Provided records:
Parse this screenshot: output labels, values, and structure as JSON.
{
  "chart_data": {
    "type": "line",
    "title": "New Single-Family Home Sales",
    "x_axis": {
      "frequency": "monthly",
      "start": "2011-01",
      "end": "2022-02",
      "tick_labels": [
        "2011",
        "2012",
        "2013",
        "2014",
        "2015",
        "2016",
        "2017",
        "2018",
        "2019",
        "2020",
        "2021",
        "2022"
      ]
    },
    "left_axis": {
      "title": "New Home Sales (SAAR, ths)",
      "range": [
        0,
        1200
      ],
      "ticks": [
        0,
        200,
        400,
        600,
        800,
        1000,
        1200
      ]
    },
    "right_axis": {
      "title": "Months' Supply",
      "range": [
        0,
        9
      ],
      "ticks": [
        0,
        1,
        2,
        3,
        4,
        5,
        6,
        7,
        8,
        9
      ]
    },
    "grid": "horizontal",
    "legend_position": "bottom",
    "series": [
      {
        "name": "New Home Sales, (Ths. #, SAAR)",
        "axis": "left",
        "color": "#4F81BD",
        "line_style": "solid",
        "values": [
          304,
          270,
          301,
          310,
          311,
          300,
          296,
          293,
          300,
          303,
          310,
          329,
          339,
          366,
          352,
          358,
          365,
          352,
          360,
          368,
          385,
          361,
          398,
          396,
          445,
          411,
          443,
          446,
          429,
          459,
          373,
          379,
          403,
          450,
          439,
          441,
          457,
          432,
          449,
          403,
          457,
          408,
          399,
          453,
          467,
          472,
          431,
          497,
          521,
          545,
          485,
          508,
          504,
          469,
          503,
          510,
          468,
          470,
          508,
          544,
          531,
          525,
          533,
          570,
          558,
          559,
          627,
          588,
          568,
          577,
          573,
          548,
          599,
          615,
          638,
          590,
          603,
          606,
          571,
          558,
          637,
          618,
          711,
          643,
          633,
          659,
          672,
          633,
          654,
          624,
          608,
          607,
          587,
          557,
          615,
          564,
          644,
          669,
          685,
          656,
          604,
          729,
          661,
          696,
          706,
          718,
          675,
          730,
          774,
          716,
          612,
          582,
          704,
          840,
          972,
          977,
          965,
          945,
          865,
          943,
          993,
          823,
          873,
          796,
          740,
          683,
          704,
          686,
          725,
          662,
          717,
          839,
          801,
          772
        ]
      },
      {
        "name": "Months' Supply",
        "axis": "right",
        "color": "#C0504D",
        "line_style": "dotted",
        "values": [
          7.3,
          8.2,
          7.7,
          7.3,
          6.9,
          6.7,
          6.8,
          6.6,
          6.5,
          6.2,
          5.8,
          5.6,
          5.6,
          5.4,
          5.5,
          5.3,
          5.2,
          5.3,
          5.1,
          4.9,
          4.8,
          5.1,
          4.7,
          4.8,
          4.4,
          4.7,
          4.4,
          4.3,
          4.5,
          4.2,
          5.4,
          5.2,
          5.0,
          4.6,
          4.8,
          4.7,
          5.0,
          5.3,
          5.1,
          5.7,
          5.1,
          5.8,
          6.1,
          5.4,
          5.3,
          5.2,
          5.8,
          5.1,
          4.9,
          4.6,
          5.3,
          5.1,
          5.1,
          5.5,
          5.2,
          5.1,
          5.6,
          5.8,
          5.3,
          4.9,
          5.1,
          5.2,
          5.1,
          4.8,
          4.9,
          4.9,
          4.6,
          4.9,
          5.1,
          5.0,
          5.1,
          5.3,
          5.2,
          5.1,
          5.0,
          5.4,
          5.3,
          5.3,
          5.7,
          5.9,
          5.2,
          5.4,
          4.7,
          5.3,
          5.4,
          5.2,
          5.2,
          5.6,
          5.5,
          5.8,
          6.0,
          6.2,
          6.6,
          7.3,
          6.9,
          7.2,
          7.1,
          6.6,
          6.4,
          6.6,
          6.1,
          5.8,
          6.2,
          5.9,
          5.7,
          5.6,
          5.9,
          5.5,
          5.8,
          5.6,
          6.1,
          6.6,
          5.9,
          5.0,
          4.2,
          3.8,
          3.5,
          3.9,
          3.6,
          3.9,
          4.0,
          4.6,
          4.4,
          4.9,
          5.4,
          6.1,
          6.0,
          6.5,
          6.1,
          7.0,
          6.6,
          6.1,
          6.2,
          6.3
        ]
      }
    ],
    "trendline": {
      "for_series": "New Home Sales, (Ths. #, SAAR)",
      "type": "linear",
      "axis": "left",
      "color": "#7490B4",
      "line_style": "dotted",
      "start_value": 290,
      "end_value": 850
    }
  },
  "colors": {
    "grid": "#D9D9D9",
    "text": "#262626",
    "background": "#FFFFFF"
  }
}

Goal of the exercise:
Copy each line of the listing that contains the string "dotted".

Exercise output:
        "line_style": "dotted",
      "line_style": "dotted",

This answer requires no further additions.